Print every entry exactly as written.

***

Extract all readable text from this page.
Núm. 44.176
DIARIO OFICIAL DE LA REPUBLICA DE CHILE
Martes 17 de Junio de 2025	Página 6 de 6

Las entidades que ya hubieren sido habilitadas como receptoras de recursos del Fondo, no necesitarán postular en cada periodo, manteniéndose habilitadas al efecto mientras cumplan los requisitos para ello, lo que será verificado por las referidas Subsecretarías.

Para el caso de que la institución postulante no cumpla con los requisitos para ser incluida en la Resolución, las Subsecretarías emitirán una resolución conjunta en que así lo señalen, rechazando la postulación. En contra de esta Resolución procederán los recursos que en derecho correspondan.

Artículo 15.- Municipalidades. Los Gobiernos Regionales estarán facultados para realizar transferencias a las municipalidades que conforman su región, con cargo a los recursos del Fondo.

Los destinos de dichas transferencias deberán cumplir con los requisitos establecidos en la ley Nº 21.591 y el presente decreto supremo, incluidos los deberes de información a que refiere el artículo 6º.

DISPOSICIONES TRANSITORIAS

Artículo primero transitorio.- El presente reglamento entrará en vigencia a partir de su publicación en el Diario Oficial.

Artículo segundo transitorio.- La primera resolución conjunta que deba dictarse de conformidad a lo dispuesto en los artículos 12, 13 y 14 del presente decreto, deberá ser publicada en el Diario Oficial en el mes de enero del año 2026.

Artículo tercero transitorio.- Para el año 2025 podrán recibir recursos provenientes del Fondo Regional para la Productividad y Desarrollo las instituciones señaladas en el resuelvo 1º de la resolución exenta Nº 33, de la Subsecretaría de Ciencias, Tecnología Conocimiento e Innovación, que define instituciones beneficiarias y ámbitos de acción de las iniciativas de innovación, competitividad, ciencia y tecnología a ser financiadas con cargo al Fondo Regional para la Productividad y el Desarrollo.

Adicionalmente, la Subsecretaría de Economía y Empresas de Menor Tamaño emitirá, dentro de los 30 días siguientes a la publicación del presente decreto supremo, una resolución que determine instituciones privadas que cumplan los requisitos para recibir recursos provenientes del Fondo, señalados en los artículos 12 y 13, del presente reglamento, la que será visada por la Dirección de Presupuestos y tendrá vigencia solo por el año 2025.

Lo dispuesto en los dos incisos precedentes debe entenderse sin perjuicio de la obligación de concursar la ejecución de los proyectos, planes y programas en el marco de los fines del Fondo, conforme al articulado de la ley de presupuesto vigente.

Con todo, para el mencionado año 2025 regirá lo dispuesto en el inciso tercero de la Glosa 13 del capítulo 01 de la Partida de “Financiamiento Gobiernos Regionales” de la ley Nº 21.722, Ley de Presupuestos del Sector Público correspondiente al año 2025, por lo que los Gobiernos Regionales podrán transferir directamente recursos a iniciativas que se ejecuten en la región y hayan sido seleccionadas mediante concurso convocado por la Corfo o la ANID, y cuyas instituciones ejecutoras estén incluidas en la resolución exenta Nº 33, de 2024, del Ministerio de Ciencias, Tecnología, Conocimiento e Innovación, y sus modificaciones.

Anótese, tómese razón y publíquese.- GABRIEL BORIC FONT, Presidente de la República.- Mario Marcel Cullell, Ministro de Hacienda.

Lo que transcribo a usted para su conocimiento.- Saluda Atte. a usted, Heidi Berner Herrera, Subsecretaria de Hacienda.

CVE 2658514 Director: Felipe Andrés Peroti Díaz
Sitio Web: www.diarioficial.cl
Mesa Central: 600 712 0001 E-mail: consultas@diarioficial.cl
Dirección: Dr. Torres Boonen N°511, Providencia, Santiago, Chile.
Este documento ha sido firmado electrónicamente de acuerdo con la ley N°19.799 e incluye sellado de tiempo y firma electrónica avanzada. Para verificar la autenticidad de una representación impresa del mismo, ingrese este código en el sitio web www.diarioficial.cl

***

Output below
Extract all readable text from this page.
Núm. 44.176
DIARIO OFICIAL DE LA REPUBLICA DE CHILE
Martes 17 de Junio de 2025	Página 6 de 6

Las entidades que ya hubieren sido habilitadas como receptoras de recursos del Fondo, no necesitarán postular en cada periodo, manteniéndose habilitadas al efecto mientras cumplan los requisitos para ello, lo que será verificado por las referidas Subsecretarías.

Para el caso de que la institución postulante no cumpla con los requisitos para ser incluida en la Resolución, las Subsecretarías emitirán una resolución conjunta en que así lo señalen, rechazando la postulación. En contra de esta Resolución procederán los recursos que en derecho correspondan.

Artículo 15.- Municipalidades. Los Gobiernos Regionales estarán facultados para realizar transferencias a las municipalidades que conforman su región, con cargo a los recursos del Fondo.

Los destinos de dichas transferencias deberán cumplir con los requisitos establecidos en la ley Nº 21.591 y el presente decreto supremo, incluidos los deberes de información a que refiere el artículo 6º.

DISPOSICIONES TRANSITORIAS

Artículo primero transitorio.- El presente reglamento entrará en vigencia a partir de su publicación en el Diario Oficial.

Artículo segundo transitorio.- La primera resolución conjunta que deba dictarse de conformidad a lo dispuesto en los artículos 12, 13 y 14 del presente decreto, deberá ser publicada en el Diario Oficial en el mes de enero del año 2026.

Artículo tercero transitorio.- Para el año 2025 podrán recibir recursos provenientes del Fondo Regional para la Productividad y Desarrollo las instituciones señaladas en el resuelvo 1º de la resolución exenta Nº 33, de la Subsecretaría de Ciencias, Tecnología Conocimiento e Innovación, que define instituciones beneficiarias y ámbitos de acción de las iniciativas de innovación, competitividad, ciencia y tecnología a ser financiadas con cargo al Fondo Regional para la Productividad y el Desarrollo.

Adicionalmente, la Subsecretaría de Economía y Empresas de Menor Tamaño emitirá, dentro de los 30 días siguientes a la publicación del presente decreto supremo, una resolución que determine instituciones privadas que cumplan los requisitos para recibir recursos provenientes del Fondo, señalados en los artículos 12 y 13, del presente reglamento, la que será visada por la Dirección de Presupuestos y tendrá vigencia solo por el año 2025.

Lo dispuesto en los dos incisos precedentes debe entenderse sin perjuicio de la obligación de concursar la ejecución de los proyectos, planes y programas en el marco de los fines del Fondo, conforme al articulado de la ley de presupuesto vigente.

Con todo, para el mencionado año 2025 regirá lo dispuesto en el inciso tercero de la Glosa 13 del capítulo 01 de la Partida de “Financiamiento Gobiernos Regionales” de la ley Nº 21.722, Ley de Presupuestos del Sector Público correspondiente al año 2025, por lo que los Gobiernos Regionales podrán transferir directamente recursos a iniciativas que se ejecuten en la región y hayan sido seleccionadas mediante concurso convocado por la Corfo o la ANID, y cuyas instituciones ejecutoras estén incluidas en la resolución exenta Nº 33, de 2024, del Ministerio de Ciencias, Tecnología, Conocimiento e Innovación, y sus modificaciones.

Anótese, tómese razón y publíquese.- GABRIEL BORIC FONT, Presidente de la República.- Mario Marcel Cullell, Ministro de Hacienda.

Lo que transcribo a usted para su conocimiento.- Saluda Atte. a usted, Heidi Berner Herrera, Subsecretaria de Hacienda.

CVE 2658514 Director: Felipe Andrés Peroti Díaz
Sitio Web: www.diarioficial.cl
Mesa Central: 600 712 0001 E-mail: consultas@diarioficial.cl
Dirección: Dr. Torres Boonen N°511, Providencia, Santiago, Chile.
Este documento ha sido firmado electrónicamente de acuerdo con la ley N°19.799 e incluye sellado de tiempo y firma electrónica avanzada. Para verificar la autenticidad de una representación impresa del mismo, ingrese este código en el sitio web www.diarioficial.cl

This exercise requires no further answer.